— Exercise instructions —
Omit the images, then output each of the records below exactly.

— Listed records —
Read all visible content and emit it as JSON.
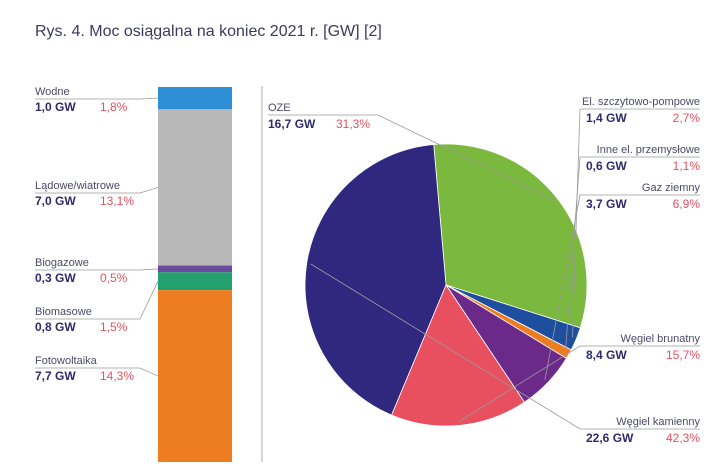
{
  "title": "Rys. 4. Moc osiągalna na koniec 2021 r. [GW] [2]",
  "chart_data": [
    {
      "type": "bar",
      "categories": [
        "Wodne",
        "Lądowe/wiatrowe",
        "Biogazowe",
        "Biomasowe",
        "Fotowoltaika"
      ],
      "values": [
        1.0,
        7.0,
        0.3,
        0.8,
        7.7
      ],
      "value_labels": [
        "1,0 GW",
        "7,0 GW",
        "0,3 GW",
        "0,8 GW",
        "7,7 GW"
      ],
      "shares": [
        1.8,
        13.1,
        0.5,
        1.5,
        14.3
      ],
      "share_labels": [
        "1,8%",
        "13,1%",
        "0,5%",
        "1,5%",
        "14,3%"
      ],
      "colors": [
        "#2e8fd6",
        "#b8b8b8",
        "#6a4a9e",
        "#22a06e",
        "#ee7d22"
      ]
    },
    {
      "type": "pie",
      "categories": [
        "OZE",
        "El. szczytowo-pompowe",
        "Inne el. przemysłowe",
        "Gaz ziemny",
        "Węgiel brunatny",
        "Węgiel kamienny"
      ],
      "values": [
        16.7,
        1.4,
        0.6,
        3.7,
        8.4,
        22.6
      ],
      "value_labels": [
        "16,7 GW",
        "1,4 GW",
        "0,6 GW",
        "3,7 GW",
        "8,4 GW",
        "22,6 GW"
      ],
      "shares": [
        31.3,
        2.7,
        1.1,
        6.9,
        15.7,
        42.3
      ],
      "share_labels": [
        "31,3%",
        "2,7%",
        "1,1%",
        "6,9%",
        "15,7%",
        "42,3%"
      ],
      "colors": [
        "#7bb83e",
        "#1e4f9e",
        "#ee7d22",
        "#6b2a8a",
        "#e8505f",
        "#30277f"
      ]
    }
  ]
}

— Exercise response —
Read all visible content and emit it as JSON.
{
  "title": "Rys. 4. Moc osiągalna na koniec 2021 r. [GW] [2]",
  "chart_data": [
    {
      "type": "bar",
      "categories": [
        "Wodne",
        "Lądowe/wiatrowe",
        "Biogazowe",
        "Biomasowe",
        "Fotowoltaika"
      ],
      "values": [
        1.0,
        7.0,
        0.3,
        0.8,
        7.7
      ],
      "value_labels": [
        "1,0 GW",
        "7,0 GW",
        "0,3 GW",
        "0,8 GW",
        "7,7 GW"
      ],
      "shares": [
        1.8,
        13.1,
        0.5,
        1.5,
        14.3
      ],
      "share_labels": [
        "1,8%",
        "13,1%",
        "0,5%",
        "1,5%",
        "14,3%"
      ],
      "colors": [
        "#2e8fd6",
        "#b8b8b8",
        "#6a4a9e",
        "#22a06e",
        "#ee7d22"
      ]
    },
    {
      "type": "pie",
      "categories": [
        "OZE",
        "El. szczytowo-pompowe",
        "Inne el. przemysłowe",
        "Gaz ziemny",
        "Węgiel brunatny",
        "Węgiel kamienny"
      ],
      "values": [
        16.7,
        1.4,
        0.6,
        3.7,
        8.4,
        22.6
      ],
      "value_labels": [
        "16,7 GW",
        "1,4 GW",
        "0,6 GW",
        "3,7 GW",
        "8,4 GW",
        "22,6 GW"
      ],
      "shares": [
        31.3,
        2.7,
        1.1,
        6.9,
        15.7,
        42.3
      ],
      "share_labels": [
        "31,3%",
        "2,7%",
        "1,1%",
        "6,9%",
        "15,7%",
        "42,3%"
      ],
      "colors": [
        "#7bb83e",
        "#1e4f9e",
        "#ee7d22",
        "#6b2a8a",
        "#e8505f",
        "#30277f"
      ]
    }
  ]
}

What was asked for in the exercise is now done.